Given entries:
_ _ _ _ _

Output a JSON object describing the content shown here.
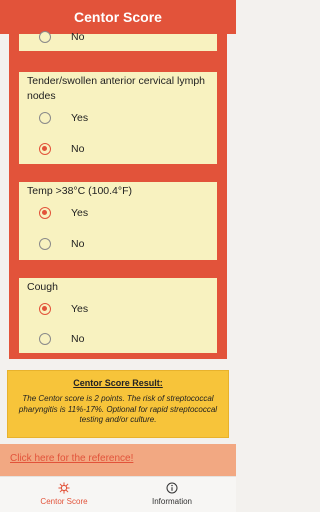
{
  "header": {
    "title": "Centor Score"
  },
  "criteria": [
    {
      "title": "",
      "options": [
        {
          "label": "No",
          "selected": false
        }
      ]
    },
    {
      "title": "Tender/swollen anterior cervical lymph nodes",
      "options": [
        {
          "label": "Yes",
          "selected": false
        },
        {
          "label": "No",
          "selected": true
        }
      ]
    },
    {
      "title": "Temp >38°C (100.4°F)",
      "options": [
        {
          "label": "Yes",
          "selected": true
        },
        {
          "label": "No",
          "selected": false
        }
      ]
    },
    {
      "title": "Cough",
      "options": [
        {
          "label": "Yes",
          "selected": true
        },
        {
          "label": "No",
          "selected": false
        }
      ]
    }
  ],
  "result": {
    "title": "Centor Score Result:",
    "text": "The Centor score is 2 points. The risk of streptococcal pharyngitis is 11%-17%. Optional for rapid streptococcal testing and/or culture."
  },
  "reference": {
    "link_text": "Click here for the reference!"
  },
  "tabbar": {
    "items": [
      {
        "label": "Centor Score",
        "icon": "virus-icon",
        "active": true,
        "color": "#e2533a"
      },
      {
        "label": "Information",
        "icon": "info-icon",
        "active": false
      }
    ]
  },
  "colors": {
    "accent": "#e2533a",
    "card": "#f8f2c0",
    "result": "#f7c43a",
    "reference_bg": "#f2a882"
  }
}
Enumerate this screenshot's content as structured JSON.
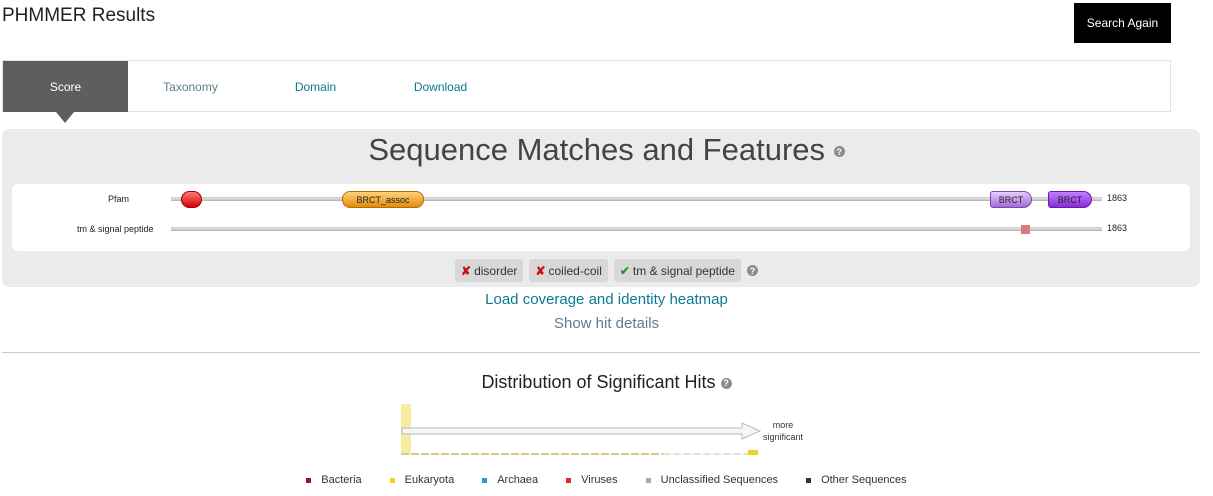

_ _ _ _ _

Task: Pictures stay out of this copy; write out the entries above exactly.

Reply:
Output a JSON object describing the content shown here.
{
  "header": {
    "title": "Centor Score"
  },
  "criteria": [
    {
      "title": "",
      "options": [
        {
          "label": "No",
          "selected": false
        }
      ]
    },
    {
      "title": "Tender/swollen anterior cervical lymph nodes",
      "options": [
        {
          "label": "Yes",
          "selected": false
        },
        {
          "label": "No",
          "selected": true
        }
      ]
    },
    {
      "title": "Temp >38°C (100.4°F)",
      "options": [
        {
          "label": "Yes",
          "selected": true
        },
        {
          "label": "No",
          "selected": false
        }
      ]
    },
    {
      "title": "Cough",
      "options": [
        {
          "label": "Yes",
          "selected": true
        },
        {
          "label": "No",
          "selected": false
        }
      ]
    }
  ],
  "result": {
    "title": "Centor Score Result:",
    "text": "The Centor score is 2 points. The risk of streptococcal pharyngitis is 11%-17%. Optional for rapid streptococcal testing and/or culture."
  },
  "reference": {
    "link_text": "Click here for the reference!"
  },
  "tabbar": {
    "items": [
      {
        "label": "Centor Score",
        "icon": "virus-icon",
        "active": true,
        "color": "#e2533a"
      },
      {
        "label": "Information",
        "icon": "info-icon",
        "active": false
      }
    ]
  },
  "colors": {
    "accent": "#e2533a",
    "card": "#f8f2c0",
    "result": "#f7c43a",
    "reference_bg": "#f2a882"
  }
}
Enumerate this screenshot's content as structured JSON.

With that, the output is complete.